**Brief:**
Copy every entry word for word, but skip the pictures.

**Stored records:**

====================

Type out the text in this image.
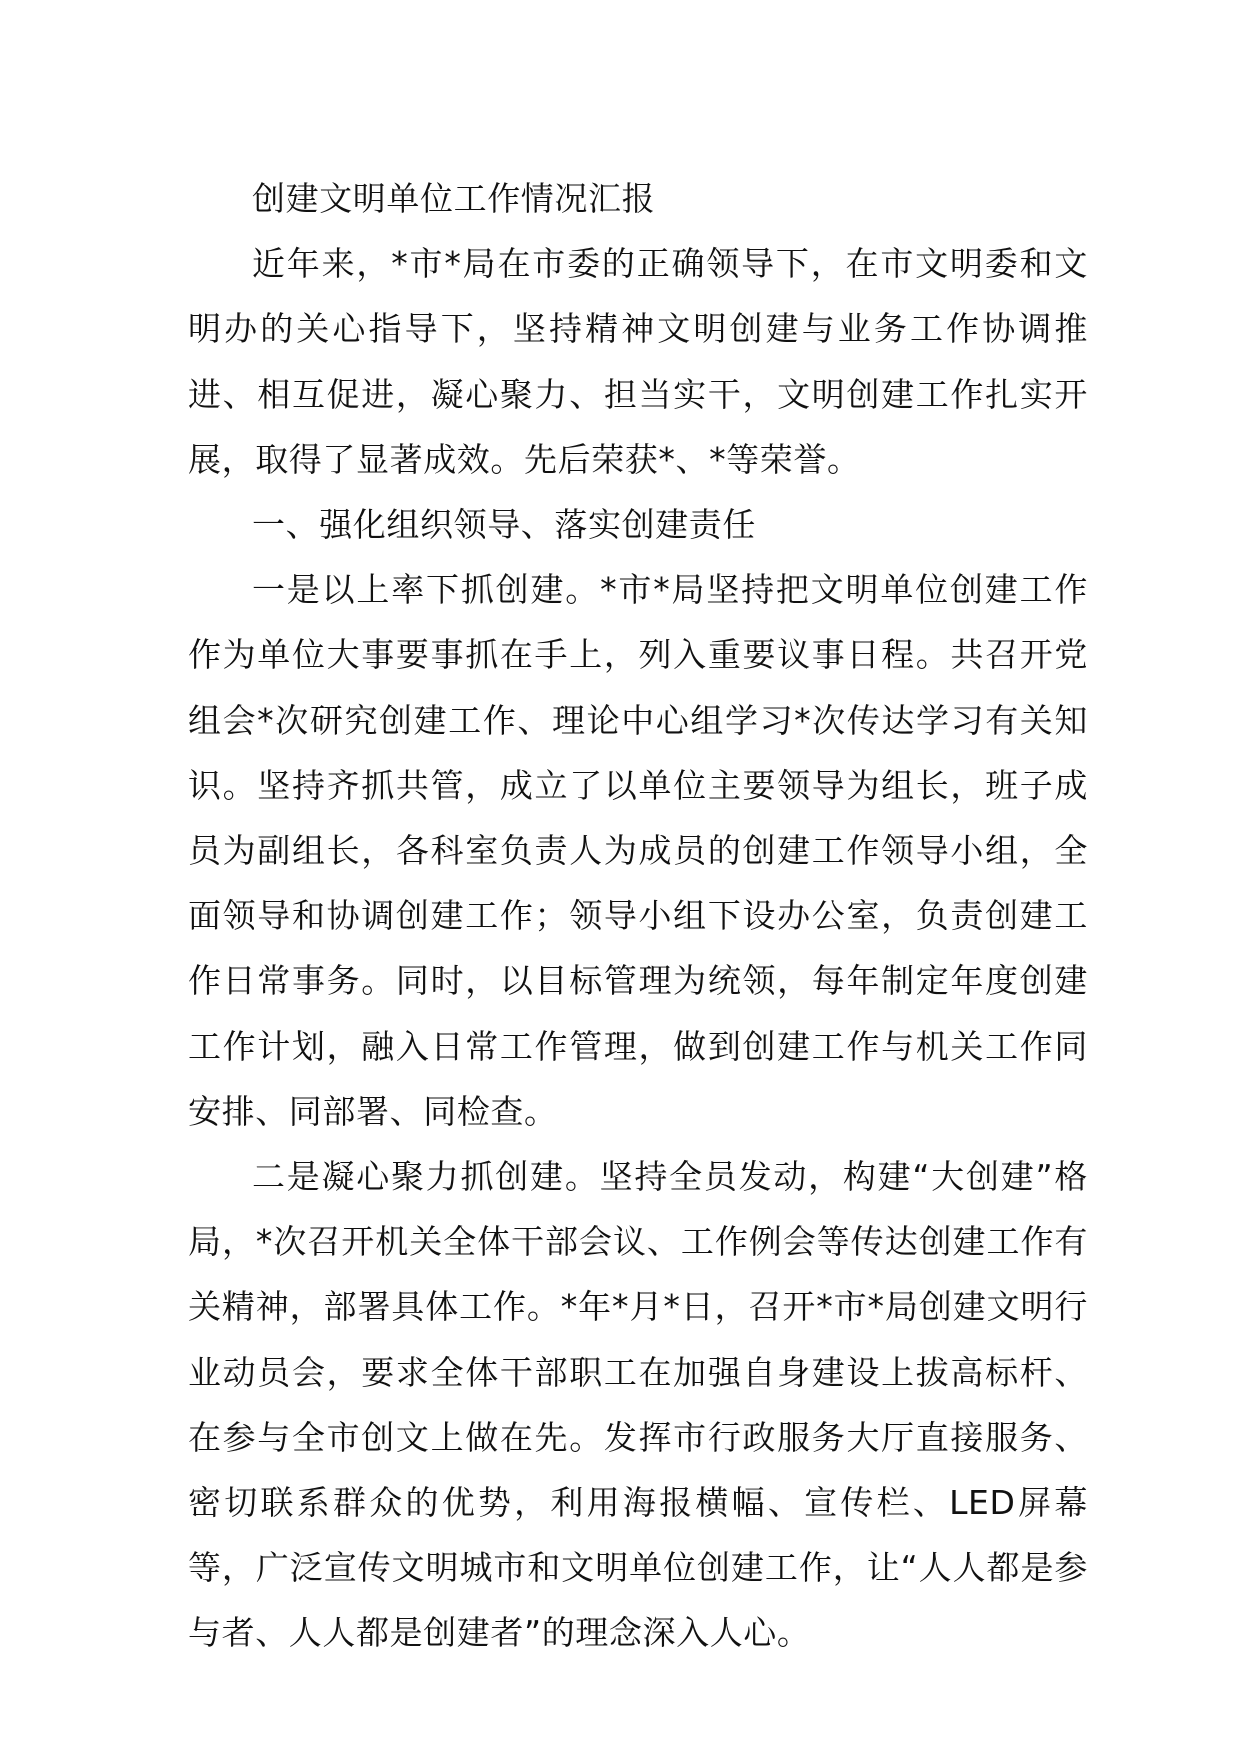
创建文明单位工作情况汇报

近年来，*市*局在市委的正确领导下，在市文明委和文明办的关心指导下，坚持精神文明创建与业务工作协调推进、相互促进，凝心聚力、担当实干，文明创建工作扎实开展，取得了显著成效。先后荣获*、*等荣誉。

一、强化组织领导、落实创建责任

一是以上率下抓创建。*市*局坚持把文明单位创建工作作为单位大事要事抓在手上，列入重要议事日程。共召开党组会*次研究创建工作、理论中心组学习*次传达学习有关知识。坚持齐抓共管，成立了以单位主要领导为组长，班子成员为副组长，各科室负责人为成员的创建工作领导小组，全面领导和协调创建工作；领导小组下设办公室，负责创建工作日常事务。同时，以目标管理为统领，每年制定年度创建工作计划，融入日常工作管理，做到创建工作与机关工作同安排、同部署、同检查。

二是凝心聚力抓创建。坚持全员发动，构建“大创建”格局，*次召开机关全体干部会议、工作例会等传达创建工作有关精神，部署具体工作。*年*月*日，召开*市*局创建文明行业动员会，要求全体干部职工在加强自身建设上拔高标杆、在参与全市创文上做在先。发挥市行政服务大厅直接服务、密切联系群众的优势，利用海报横幅、宣传栏、LED屏幕等，广泛宣传文明城市和文明单位创建工作，让“人人都是参与者、人人都是创建者”的理念深入人心。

====================

**Response to this exercise:**
Type out the text in this image.
创建文明单位工作情况汇报

近年来，*市*局在市委的正确领导下，在市文明委和文明办的关心指导下，坚持精神文明创建与业务工作协调推进、相互促进，凝心聚力、担当实干，文明创建工作扎实开展，取得了显著成效。先后荣获*、*等荣誉。

一、强化组织领导、落实创建责任

一是以上率下抓创建。*市*局坚持把文明单位创建工作作为单位大事要事抓在手上，列入重要议事日程。共召开党组会*次研究创建工作、理论中心组学习*次传达学习有关知识。坚持齐抓共管，成立了以单位主要领导为组长，班子成员为副组长，各科室负责人为成员的创建工作领导小组，全面领导和协调创建工作；领导小组下设办公室，负责创建工作日常事务。同时，以目标管理为统领，每年制定年度创建工作计划，融入日常工作管理，做到创建工作与机关工作同安排、同部署、同检查。

二是凝心聚力抓创建。坚持全员发动，构建“大创建”格局，*次召开机关全体干部会议、工作例会等传达创建工作有关精神，部署具体工作。*年*月*日，召开*市*局创建文明行业动员会，要求全体干部职工在加强自身建设上拔高标杆、在参与全市创文上做在先。发挥市行政服务大厅直接服务、密切联系群众的优势，利用海报横幅、宣传栏、LED屏幕等，广泛宣传文明城市和文明单位创建工作，让“人人都是参与者、人人都是创建者”的理念深入人心。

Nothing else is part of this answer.